GIVEN INSTRUCTION.
Where a line holds the string "labels", return that line.

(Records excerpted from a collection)
+ + + + +

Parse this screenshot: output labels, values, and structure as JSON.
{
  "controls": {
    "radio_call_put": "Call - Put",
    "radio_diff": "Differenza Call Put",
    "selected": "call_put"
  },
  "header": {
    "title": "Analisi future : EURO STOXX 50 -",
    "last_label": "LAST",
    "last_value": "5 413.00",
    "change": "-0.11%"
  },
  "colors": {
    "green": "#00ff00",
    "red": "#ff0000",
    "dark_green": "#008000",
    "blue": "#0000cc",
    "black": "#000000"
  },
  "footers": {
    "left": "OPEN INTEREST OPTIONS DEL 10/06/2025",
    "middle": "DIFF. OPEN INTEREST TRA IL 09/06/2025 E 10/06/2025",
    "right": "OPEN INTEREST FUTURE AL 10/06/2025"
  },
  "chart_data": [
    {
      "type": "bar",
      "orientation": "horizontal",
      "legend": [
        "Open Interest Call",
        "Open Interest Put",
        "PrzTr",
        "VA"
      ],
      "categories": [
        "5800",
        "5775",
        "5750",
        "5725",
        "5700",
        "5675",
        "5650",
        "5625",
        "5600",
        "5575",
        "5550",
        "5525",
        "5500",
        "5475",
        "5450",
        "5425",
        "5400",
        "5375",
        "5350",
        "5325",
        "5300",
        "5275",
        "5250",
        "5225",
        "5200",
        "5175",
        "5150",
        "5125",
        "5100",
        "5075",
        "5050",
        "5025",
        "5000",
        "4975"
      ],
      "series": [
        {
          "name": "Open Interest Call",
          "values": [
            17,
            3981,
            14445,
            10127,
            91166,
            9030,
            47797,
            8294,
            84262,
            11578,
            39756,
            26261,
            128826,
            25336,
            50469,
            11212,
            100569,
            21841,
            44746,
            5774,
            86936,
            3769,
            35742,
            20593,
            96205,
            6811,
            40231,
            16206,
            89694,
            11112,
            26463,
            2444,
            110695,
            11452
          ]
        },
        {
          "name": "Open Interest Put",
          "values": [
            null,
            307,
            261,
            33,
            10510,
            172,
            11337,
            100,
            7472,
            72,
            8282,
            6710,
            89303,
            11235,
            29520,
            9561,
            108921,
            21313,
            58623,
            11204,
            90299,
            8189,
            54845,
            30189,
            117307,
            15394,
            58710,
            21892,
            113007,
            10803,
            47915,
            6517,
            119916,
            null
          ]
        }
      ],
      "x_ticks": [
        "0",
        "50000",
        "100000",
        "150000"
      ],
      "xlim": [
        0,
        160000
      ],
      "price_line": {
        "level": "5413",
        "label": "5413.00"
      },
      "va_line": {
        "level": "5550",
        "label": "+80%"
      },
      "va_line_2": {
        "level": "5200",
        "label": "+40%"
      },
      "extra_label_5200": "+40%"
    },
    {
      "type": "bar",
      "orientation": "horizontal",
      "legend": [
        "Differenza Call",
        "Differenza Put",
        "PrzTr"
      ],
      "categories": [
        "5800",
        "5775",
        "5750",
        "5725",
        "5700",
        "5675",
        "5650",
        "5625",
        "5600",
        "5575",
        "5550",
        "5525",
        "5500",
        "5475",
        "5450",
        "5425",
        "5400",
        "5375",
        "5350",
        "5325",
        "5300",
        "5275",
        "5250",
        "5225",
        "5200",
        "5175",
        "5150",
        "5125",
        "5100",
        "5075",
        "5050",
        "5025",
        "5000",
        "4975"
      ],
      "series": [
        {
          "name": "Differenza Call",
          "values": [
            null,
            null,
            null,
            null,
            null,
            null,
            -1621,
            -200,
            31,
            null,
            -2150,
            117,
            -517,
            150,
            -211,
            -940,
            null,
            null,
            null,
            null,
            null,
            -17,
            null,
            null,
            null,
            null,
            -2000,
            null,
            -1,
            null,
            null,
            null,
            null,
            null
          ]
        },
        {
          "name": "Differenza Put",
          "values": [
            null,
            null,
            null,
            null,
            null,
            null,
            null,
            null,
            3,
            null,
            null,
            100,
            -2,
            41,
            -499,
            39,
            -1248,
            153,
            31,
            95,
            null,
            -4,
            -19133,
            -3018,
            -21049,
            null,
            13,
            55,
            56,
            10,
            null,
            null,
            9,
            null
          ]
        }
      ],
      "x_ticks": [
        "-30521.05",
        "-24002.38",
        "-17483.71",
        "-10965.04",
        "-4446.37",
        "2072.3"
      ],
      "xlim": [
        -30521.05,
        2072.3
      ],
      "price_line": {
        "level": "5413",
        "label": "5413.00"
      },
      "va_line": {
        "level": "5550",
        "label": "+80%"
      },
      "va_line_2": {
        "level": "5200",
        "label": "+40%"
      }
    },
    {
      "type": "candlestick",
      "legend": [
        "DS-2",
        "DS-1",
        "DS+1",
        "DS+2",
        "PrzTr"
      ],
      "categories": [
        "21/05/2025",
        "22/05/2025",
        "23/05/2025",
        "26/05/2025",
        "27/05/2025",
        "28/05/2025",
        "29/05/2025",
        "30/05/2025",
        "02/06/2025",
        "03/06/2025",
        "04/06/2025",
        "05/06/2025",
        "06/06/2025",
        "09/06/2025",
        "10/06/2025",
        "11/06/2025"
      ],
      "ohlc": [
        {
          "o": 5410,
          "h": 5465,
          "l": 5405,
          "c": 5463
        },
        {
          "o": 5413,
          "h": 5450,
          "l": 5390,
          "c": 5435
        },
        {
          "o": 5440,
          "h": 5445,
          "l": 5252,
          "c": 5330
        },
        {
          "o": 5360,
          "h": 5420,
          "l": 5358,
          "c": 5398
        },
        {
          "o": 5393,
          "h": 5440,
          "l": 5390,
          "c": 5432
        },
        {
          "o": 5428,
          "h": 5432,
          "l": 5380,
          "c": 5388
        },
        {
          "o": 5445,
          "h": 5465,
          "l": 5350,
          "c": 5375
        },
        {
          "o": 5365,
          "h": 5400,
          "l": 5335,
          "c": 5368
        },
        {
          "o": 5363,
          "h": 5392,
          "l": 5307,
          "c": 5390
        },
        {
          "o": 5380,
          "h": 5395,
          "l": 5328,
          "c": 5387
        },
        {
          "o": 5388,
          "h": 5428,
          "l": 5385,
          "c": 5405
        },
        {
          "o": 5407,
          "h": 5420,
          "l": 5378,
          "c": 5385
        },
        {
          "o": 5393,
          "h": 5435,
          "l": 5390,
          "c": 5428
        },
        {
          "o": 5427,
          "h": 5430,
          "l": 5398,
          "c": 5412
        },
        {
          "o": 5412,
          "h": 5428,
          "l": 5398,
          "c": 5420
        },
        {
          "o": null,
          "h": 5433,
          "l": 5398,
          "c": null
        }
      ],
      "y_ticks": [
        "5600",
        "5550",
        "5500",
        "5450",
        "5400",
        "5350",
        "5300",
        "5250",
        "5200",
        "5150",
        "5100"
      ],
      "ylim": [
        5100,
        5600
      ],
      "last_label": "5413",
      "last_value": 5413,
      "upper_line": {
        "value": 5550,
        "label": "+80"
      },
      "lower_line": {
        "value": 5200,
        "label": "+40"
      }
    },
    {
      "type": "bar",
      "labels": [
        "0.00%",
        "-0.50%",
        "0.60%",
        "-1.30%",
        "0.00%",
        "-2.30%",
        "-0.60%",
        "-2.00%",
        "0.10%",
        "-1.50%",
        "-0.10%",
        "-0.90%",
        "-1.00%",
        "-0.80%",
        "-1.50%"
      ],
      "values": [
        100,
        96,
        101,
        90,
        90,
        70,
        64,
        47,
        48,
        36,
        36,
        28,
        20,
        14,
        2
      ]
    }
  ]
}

+ + + + +

SOLUTION.
Parse this screenshot: output labels, values, and structure as JSON.
      "labels": [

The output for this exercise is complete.